* Work to do:
Transcribe the material verbatim, from its first line up to and including the line with "direction-dot — [706, 164, 708, 167]".

-- START --

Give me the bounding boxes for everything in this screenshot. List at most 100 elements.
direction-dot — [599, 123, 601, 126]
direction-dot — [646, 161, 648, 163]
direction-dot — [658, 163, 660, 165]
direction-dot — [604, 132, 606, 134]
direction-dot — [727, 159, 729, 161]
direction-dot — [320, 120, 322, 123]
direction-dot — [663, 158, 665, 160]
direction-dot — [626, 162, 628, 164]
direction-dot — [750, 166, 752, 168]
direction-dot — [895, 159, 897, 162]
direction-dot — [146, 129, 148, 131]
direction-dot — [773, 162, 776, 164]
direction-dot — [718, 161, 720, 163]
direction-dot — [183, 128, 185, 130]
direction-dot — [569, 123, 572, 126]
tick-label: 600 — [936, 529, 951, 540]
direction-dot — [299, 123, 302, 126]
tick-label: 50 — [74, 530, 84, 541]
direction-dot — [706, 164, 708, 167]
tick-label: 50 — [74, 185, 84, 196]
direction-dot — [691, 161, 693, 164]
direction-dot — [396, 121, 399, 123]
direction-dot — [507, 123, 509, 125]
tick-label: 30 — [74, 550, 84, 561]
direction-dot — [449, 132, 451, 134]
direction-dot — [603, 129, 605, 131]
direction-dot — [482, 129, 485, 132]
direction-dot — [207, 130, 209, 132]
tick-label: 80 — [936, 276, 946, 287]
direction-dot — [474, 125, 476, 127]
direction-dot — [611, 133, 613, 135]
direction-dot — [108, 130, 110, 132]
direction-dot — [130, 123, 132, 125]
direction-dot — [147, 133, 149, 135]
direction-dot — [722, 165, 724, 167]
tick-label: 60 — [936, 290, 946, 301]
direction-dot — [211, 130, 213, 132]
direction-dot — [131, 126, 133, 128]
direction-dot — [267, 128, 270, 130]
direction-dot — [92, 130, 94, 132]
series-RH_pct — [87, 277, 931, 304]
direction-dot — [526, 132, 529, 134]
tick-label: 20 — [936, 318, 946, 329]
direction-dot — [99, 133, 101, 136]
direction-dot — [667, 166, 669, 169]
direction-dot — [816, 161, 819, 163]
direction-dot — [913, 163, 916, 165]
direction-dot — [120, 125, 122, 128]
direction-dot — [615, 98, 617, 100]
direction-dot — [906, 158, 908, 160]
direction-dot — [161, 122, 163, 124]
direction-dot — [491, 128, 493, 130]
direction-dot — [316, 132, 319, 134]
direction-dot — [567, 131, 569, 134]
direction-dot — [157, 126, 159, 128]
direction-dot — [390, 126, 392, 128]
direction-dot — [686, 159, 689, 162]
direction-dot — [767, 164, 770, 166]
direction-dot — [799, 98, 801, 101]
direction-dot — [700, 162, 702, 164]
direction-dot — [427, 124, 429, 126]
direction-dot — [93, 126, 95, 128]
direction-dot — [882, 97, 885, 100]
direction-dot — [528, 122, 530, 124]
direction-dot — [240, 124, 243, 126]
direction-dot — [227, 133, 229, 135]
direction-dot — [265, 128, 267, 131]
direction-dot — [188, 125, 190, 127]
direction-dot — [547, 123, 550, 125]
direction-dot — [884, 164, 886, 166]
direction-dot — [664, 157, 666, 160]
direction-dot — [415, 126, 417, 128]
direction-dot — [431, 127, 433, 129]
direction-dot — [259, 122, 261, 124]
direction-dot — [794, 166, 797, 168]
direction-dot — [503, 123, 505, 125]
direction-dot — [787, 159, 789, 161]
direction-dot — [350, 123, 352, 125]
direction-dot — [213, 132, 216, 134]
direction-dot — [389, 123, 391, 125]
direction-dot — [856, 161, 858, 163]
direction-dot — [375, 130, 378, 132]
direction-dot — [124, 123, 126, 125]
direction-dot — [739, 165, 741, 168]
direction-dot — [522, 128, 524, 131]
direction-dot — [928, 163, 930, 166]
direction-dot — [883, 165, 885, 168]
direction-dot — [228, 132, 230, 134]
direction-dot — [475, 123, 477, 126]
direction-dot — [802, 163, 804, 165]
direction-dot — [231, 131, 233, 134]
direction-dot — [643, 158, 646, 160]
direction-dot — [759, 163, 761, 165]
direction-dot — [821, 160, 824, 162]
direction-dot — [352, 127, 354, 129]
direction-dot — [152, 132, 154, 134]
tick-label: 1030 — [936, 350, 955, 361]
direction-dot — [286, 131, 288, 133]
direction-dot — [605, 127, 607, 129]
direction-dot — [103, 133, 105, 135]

-- END --

* Output for this exercise:
Give me the bounding boxes for everything in this screenshot. List at most 100 elements.
direction-dot — [599, 123, 601, 126]
direction-dot — [646, 161, 648, 163]
direction-dot — [658, 163, 660, 165]
direction-dot — [604, 132, 606, 134]
direction-dot — [727, 159, 729, 161]
direction-dot — [320, 120, 322, 123]
direction-dot — [663, 158, 665, 160]
direction-dot — [626, 162, 628, 164]
direction-dot — [750, 166, 752, 168]
direction-dot — [895, 159, 897, 162]
direction-dot — [146, 129, 148, 131]
direction-dot — [773, 162, 776, 164]
direction-dot — [718, 161, 720, 163]
direction-dot — [183, 128, 185, 130]
direction-dot — [569, 123, 572, 126]
tick-label: 600 — [936, 529, 951, 540]
direction-dot — [299, 123, 302, 126]
tick-label: 50 — [74, 530, 84, 541]
direction-dot — [706, 164, 708, 167]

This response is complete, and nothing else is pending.